__Task goal__:
Identify each line holding the string "playback" and copy it.

__Supplied entries__:
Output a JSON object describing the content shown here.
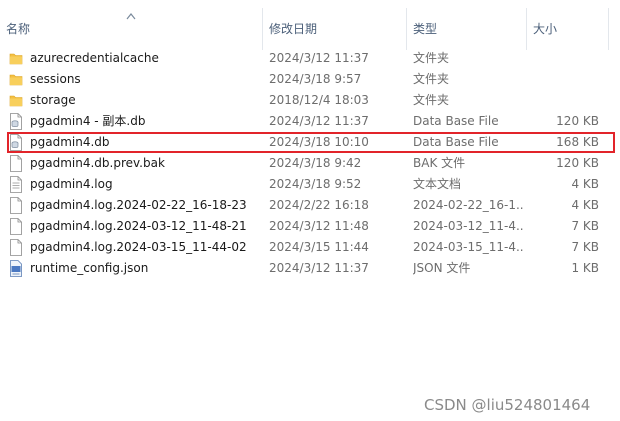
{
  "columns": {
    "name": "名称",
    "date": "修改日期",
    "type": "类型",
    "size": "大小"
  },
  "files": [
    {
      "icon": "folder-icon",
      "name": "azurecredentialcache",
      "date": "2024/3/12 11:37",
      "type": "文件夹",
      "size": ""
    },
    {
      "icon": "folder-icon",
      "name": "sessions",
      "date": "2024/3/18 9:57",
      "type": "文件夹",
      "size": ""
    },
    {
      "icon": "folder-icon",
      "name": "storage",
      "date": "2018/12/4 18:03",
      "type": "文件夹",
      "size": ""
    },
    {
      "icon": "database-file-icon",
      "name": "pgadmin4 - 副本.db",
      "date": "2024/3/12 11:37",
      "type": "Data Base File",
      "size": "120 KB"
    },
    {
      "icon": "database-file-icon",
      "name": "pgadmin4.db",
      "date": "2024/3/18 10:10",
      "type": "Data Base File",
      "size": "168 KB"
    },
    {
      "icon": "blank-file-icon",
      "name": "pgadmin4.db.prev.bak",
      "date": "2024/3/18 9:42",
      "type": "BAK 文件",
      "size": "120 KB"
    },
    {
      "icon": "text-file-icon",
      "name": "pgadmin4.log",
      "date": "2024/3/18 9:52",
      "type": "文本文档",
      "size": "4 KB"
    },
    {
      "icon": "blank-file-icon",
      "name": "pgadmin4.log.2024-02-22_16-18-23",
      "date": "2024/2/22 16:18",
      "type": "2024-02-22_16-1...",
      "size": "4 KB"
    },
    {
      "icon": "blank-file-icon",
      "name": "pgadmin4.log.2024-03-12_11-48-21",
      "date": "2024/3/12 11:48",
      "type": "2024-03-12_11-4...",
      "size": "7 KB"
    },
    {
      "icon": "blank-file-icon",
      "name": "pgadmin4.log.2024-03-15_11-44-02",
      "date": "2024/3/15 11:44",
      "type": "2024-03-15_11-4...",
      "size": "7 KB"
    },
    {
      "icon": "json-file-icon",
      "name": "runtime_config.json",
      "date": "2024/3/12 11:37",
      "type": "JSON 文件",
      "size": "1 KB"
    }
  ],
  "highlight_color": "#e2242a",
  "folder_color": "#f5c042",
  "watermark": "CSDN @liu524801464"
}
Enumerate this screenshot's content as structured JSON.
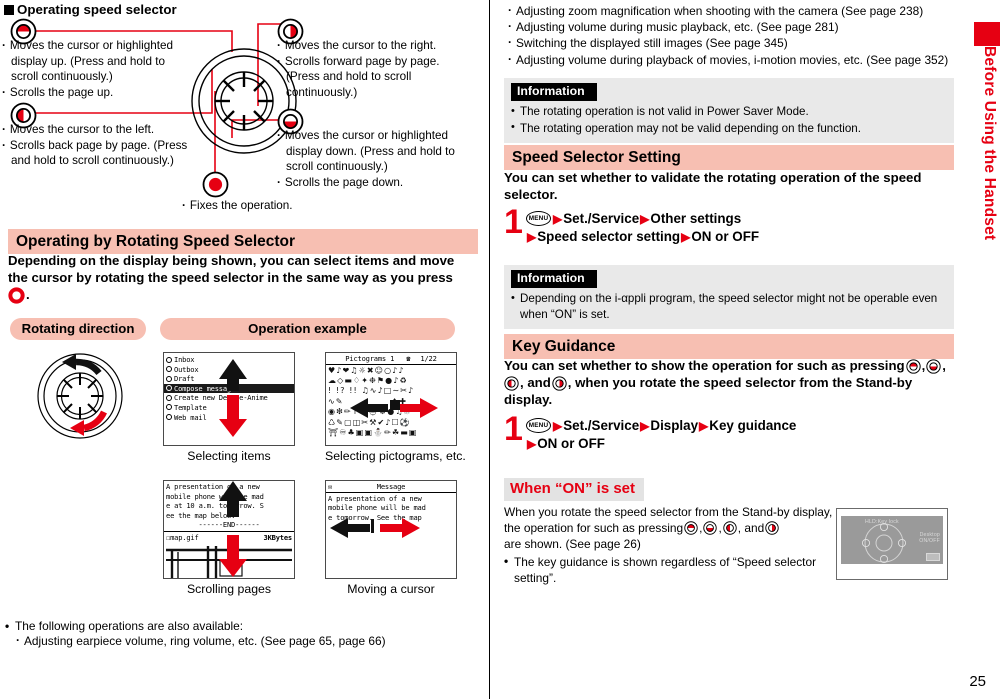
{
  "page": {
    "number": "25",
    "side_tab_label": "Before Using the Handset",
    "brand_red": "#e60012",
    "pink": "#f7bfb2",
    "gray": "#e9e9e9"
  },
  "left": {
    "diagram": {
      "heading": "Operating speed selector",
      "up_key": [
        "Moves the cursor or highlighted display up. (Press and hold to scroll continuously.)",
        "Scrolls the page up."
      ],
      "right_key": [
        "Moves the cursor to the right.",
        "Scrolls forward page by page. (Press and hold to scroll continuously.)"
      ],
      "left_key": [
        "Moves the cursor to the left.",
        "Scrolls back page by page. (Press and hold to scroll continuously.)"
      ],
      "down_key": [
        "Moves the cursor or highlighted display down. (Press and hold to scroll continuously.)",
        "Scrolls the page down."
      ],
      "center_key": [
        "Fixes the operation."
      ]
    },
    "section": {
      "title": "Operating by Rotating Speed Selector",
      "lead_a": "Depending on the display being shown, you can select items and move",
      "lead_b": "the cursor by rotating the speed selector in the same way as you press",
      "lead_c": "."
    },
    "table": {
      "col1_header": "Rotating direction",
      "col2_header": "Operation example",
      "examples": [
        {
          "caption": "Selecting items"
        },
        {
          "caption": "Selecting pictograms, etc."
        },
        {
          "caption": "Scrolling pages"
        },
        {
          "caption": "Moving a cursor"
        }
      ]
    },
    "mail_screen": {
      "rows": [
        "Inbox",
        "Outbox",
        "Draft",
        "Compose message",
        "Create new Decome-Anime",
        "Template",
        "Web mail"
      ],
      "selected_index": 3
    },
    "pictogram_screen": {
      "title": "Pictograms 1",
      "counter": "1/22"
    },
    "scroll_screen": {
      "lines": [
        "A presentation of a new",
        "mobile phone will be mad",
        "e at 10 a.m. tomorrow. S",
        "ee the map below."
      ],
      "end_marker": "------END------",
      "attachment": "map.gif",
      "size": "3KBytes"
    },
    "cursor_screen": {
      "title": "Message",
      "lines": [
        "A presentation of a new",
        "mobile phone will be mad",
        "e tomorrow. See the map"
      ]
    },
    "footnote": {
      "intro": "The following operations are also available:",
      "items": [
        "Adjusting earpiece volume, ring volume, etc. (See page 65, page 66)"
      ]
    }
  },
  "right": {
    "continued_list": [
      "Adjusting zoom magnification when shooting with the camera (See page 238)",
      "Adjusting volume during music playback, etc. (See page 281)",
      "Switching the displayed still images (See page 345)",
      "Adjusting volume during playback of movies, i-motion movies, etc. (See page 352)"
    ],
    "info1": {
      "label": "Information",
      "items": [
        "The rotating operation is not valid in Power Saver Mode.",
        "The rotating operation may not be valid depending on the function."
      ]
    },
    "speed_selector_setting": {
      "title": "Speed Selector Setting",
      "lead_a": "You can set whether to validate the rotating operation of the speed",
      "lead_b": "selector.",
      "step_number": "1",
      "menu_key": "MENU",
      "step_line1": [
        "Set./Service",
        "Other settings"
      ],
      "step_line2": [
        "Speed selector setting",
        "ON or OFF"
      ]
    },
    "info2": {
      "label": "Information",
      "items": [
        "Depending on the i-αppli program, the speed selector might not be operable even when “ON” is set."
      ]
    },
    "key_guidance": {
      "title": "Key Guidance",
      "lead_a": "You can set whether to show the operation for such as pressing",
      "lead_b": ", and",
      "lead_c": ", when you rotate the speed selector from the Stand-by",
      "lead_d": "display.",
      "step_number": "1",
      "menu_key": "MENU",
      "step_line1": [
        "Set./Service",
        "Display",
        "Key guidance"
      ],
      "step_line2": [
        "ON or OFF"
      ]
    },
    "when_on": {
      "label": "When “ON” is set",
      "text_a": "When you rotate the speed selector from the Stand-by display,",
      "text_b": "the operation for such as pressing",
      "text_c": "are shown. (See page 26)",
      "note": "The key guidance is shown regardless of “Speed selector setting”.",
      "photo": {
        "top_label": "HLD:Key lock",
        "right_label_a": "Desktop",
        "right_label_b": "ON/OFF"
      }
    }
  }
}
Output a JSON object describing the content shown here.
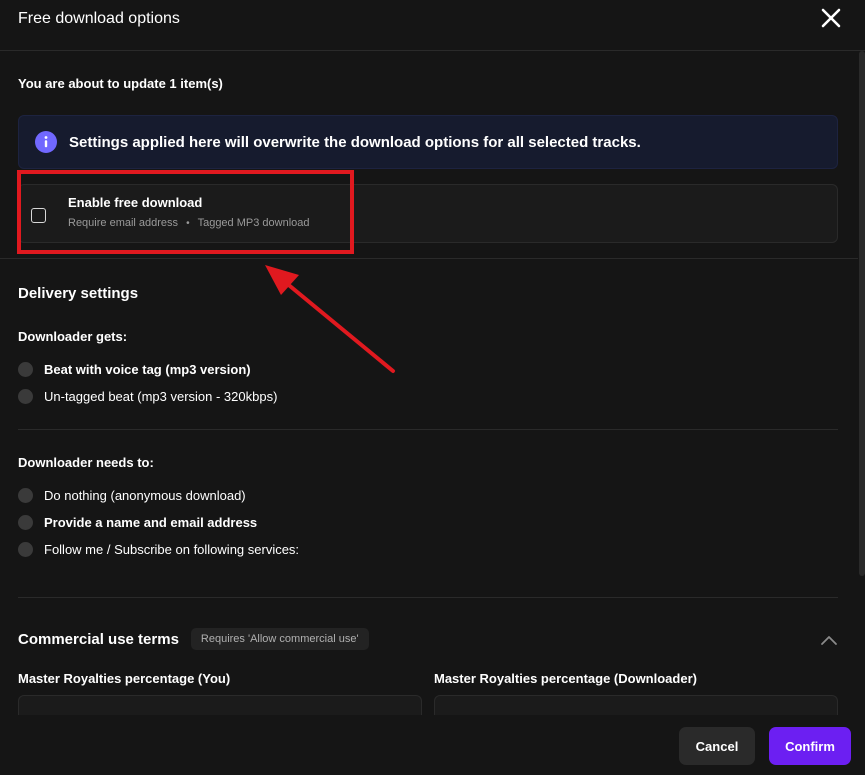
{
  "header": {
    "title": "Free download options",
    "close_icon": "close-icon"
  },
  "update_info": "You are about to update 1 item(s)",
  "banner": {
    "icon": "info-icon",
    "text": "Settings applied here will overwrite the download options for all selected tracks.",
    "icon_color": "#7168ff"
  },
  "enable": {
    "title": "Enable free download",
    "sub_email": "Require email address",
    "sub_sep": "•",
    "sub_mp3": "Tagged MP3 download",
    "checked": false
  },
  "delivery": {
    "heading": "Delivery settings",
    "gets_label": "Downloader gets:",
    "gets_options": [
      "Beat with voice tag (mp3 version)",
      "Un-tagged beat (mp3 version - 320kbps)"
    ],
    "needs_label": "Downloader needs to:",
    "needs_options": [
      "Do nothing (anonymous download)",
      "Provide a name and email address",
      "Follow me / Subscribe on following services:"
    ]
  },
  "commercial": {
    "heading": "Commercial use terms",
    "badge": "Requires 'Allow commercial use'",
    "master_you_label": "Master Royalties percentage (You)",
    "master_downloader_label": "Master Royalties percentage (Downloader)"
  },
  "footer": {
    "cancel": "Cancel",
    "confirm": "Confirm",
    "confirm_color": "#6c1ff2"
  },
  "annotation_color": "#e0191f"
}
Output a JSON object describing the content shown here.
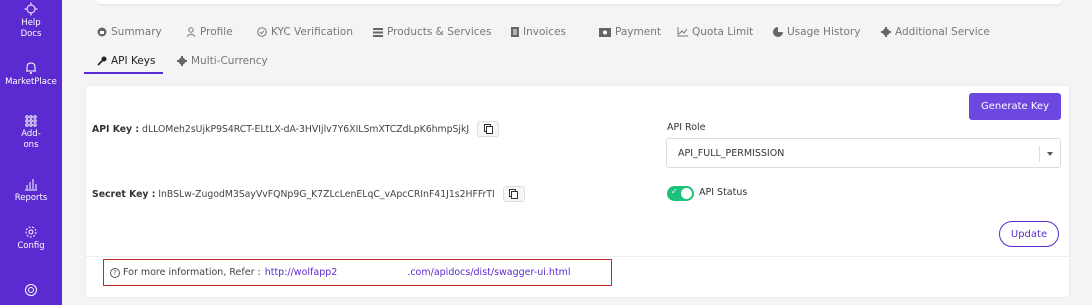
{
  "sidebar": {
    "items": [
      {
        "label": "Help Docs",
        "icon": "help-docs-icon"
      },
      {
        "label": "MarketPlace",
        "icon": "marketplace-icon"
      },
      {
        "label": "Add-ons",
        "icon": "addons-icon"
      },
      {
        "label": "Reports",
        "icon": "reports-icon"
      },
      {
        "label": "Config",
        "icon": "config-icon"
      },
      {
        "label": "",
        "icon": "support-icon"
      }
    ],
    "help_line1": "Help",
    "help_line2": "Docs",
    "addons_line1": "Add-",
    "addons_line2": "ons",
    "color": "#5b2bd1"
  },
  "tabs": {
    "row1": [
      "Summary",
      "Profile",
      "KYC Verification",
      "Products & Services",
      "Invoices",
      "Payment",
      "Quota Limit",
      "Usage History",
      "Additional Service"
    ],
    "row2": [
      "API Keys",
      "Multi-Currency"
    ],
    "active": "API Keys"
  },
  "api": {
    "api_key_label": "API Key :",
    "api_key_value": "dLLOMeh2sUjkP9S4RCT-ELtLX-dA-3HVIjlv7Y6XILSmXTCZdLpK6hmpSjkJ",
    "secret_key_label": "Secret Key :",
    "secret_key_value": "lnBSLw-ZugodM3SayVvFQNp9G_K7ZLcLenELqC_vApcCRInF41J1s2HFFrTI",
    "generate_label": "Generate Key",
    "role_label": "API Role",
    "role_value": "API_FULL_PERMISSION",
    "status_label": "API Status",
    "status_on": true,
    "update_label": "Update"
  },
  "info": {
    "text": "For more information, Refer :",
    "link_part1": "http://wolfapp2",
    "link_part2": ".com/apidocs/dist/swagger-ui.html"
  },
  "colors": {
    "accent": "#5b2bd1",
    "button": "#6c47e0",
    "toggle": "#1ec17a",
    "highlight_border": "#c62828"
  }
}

__Exercise response__:
      "Adjusting volume during music playback, etc. (See page 281)",
      "Adjusting volume during playback of movies, i-motion movies, etc. (See page 352)"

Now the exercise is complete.